> [Material shown]:
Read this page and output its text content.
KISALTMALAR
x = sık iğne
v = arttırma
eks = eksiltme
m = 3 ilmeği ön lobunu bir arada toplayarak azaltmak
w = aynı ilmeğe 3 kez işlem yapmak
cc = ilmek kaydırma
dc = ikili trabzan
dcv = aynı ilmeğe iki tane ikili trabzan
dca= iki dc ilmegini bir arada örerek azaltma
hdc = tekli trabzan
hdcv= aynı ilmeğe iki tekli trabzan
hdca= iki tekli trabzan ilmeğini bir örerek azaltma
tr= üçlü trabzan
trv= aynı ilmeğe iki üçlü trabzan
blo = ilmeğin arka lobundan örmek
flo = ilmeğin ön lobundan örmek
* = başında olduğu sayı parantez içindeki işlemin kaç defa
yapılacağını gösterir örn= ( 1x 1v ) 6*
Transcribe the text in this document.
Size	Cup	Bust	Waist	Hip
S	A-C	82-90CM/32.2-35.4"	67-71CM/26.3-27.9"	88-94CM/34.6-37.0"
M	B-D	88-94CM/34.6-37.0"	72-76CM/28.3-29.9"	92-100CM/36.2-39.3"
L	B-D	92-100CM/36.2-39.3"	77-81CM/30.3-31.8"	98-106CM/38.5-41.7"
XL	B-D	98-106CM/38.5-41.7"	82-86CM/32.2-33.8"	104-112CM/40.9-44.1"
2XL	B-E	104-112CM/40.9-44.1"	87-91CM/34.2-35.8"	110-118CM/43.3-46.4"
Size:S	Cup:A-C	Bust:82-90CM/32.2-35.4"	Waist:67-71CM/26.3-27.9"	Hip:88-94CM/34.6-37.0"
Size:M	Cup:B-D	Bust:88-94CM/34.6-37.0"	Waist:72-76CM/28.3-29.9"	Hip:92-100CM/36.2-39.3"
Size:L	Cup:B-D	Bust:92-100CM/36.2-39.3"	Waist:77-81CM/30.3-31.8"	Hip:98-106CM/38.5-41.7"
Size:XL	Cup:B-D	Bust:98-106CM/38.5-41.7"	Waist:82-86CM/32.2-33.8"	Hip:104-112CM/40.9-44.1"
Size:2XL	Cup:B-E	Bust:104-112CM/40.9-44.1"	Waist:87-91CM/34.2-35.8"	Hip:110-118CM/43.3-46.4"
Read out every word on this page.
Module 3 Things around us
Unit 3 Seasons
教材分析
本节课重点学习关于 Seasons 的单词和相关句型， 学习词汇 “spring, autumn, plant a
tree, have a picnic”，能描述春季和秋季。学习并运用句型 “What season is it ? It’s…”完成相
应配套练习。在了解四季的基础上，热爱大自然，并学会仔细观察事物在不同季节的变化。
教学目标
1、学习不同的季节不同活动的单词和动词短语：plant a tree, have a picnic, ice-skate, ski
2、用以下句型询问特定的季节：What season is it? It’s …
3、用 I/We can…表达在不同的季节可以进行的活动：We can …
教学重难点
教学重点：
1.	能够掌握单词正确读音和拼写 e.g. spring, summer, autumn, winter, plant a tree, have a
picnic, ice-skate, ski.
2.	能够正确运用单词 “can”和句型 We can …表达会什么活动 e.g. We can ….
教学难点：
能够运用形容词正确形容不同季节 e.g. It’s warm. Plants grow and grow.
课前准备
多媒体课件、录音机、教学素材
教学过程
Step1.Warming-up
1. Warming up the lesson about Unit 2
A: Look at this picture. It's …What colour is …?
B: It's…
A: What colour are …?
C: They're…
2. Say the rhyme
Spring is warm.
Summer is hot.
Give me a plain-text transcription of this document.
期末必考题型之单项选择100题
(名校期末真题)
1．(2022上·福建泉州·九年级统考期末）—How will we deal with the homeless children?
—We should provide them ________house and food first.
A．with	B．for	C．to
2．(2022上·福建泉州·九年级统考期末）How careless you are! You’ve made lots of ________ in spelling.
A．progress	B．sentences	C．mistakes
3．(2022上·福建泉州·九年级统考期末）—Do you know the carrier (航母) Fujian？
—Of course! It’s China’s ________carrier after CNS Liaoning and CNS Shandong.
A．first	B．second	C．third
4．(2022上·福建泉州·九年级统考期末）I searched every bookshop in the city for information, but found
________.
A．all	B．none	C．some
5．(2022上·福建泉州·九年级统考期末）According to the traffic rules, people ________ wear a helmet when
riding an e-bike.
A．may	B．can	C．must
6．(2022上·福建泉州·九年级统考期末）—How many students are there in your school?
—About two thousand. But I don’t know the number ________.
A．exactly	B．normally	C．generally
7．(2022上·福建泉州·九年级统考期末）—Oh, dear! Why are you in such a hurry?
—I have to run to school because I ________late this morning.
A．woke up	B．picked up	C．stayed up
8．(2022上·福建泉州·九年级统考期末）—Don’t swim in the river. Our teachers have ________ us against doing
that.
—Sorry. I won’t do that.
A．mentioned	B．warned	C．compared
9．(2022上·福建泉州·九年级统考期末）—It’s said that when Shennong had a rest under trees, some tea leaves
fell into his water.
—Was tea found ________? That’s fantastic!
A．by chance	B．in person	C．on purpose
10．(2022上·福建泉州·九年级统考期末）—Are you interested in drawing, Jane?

> [What the task asks]: Nothing in the listing may be changed; retype it all exactly.

> [Full output]:
Read this page and output its text content.
KISALTMALAR
x = sık iğne
v = arttırma
eks = eksiltme
m = 3 ilmeği ön lobunu bir arada toplayarak azaltmak
w = aynı ilmeğe 3 kez işlem yapmak
cc = ilmek kaydırma
dc = ikili trabzan
dcv = aynı ilmeğe iki tane ikili trabzan
dca= iki dc ilmegini bir arada örerek azaltma
hdc = tekli trabzan
hdcv= aynı ilmeğe iki tekli trabzan
hdca= iki tekli trabzan ilmeğini bir örerek azaltma
tr= üçlü trabzan
trv= aynı ilmeğe iki üçlü trabzan
blo = ilmeğin arka lobundan örmek
flo = ilmeğin ön lobundan örmek
* = başında olduğu sayı parantez içindeki işlemin kaç defa
yapılacağını gösterir örn= ( 1x 1v ) 6*
Transcribe the text in this document.
Size	Cup	Bust	Waist	Hip
S	A-C	82-90CM/32.2-35.4"	67-71CM/26.3-27.9"	88-94CM/34.6-37.0"
M	B-D	88-94CM/34.6-37.0"	72-76CM/28.3-29.9"	92-100CM/36.2-39.3"
L	B-D	92-100CM/36.2-39.3"	77-81CM/30.3-31.8"	98-106CM/38.5-41.7"
XL	B-D	98-106CM/38.5-41.7"	82-86CM/32.2-33.8"	104-112CM/40.9-44.1"
2XL	B-E	104-112CM/40.9-44.1"	87-91CM/34.2-35.8"	110-118CM/43.3-46.4"
Size:S	Cup:A-C	Bust:82-90CM/32.2-35.4"	Waist:67-71CM/26.3-27.9"	Hip:88-94CM/34.6-37.0"
Size:M	Cup:B-D	Bust:88-94CM/34.6-37.0"	Waist:72-76CM/28.3-29.9"	Hip:92-100CM/36.2-39.3"
Size:L	Cup:B-D	Bust:92-100CM/36.2-39.3"	Waist:77-81CM/30.3-31.8"	Hip:98-106CM/38.5-41.7"
Size:XL	Cup:B-D	Bust:98-106CM/38.5-41.7"	Waist:82-86CM/32.2-33.8"	Hip:104-112CM/40.9-44.1"
Size:2XL	Cup:B-E	Bust:104-112CM/40.9-44.1"	Waist:87-91CM/34.2-35.8"	Hip:110-118CM/43.3-46.4"
Read out every word on this page.
Module 3 Things around us
Unit 3 Seasons
教材分析
本节课重点学习关于 Seasons 的单词和相关句型， 学习词汇 “spring, autumn, plant a
tree, have a picnic”，能描述春季和秋季。学习并运用句型 “What season is it ? It’s…”完成相
应配套练习。在了解四季的基础上，热爱大自然，并学会仔细观察事物在不同季节的变化。
教学目标
1、学习不同的季节不同活动的单词和动词短语：plant a tree, have a picnic, ice-skate, ski
2、用以下句型询问特定的季节：What season is it? It’s …
3、用 I/We can…表达在不同的季节可以进行的活动：We can …
教学重难点
教学重点：
1.	能够掌握单词正确读音和拼写 e.g. spring, summer, autumn, winter, plant a tree, have a
picnic, ice-skate, ski.
2.	能够正确运用单词 “can”和句型 We can …表达会什么活动 e.g. We can ….
教学难点：
能够运用形容词正确形容不同季节 e.g. It’s warm. Plants grow and grow.
课前准备
多媒体课件、录音机、教学素材
教学过程
Step1.Warming-up
1. Warming up the lesson about Unit 2
A: Look at this picture. It's …What colour is …?
B: It's…
A: What colour are …?
C: They're…
2. Say the rhyme
Spring is warm.
Summer is hot.
Give me a plain-text transcription of this document.
期末必考题型之单项选择100题
(名校期末真题)
1．(2022上·福建泉州·九年级统考期末）—How will we deal with the homeless children?
—We should provide them ________house and food first.
A．with	B．for	C．to
2．(2022上·福建泉州·九年级统考期末）How careless you are! You’ve made lots of ________ in spelling.
A．progress	B．sentences	C．mistakes
3．(2022上·福建泉州·九年级统考期末）—Do you know the carrier (航母) Fujian？
—Of course! It’s China’s ________carrier after CNS Liaoning and CNS Shandong.
A．first	B．second	C．third
4．(2022上·福建泉州·九年级统考期末）I searched every bookshop in the city for information, but found
________.
A．all	B．none	C．some
5．(2022上·福建泉州·九年级统考期末）According to the traffic rules, people ________ wear a helmet when
riding an e-bike.
A．may	B．can	C．must
6．(2022上·福建泉州·九年级统考期末）—How many students are there in your school?
—About two thousand. But I don’t know the number ________.
A．exactly	B．normally	C．generally
7．(2022上·福建泉州·九年级统考期末）—Oh, dear! Why are you in such a hurry?
—I have to run to school because I ________late this morning.
A．woke up	B．picked up	C．stayed up
8．(2022上·福建泉州·九年级统考期末）—Don’t swim in the river. Our teachers have ________ us against doing
that.
—Sorry. I won’t do that.
A．mentioned	B．warned	C．compared
9．(2022上·福建泉州·九年级统考期末）—It’s said that when Shennong had a rest under trees, some tea leaves
fell into his water.
—Was tea found ________? That’s fantastic!
A．by chance	B．in person	C．on purpose
10．(2022上·福建泉州·九年级统考期末）—Are you interested in drawing, Jane?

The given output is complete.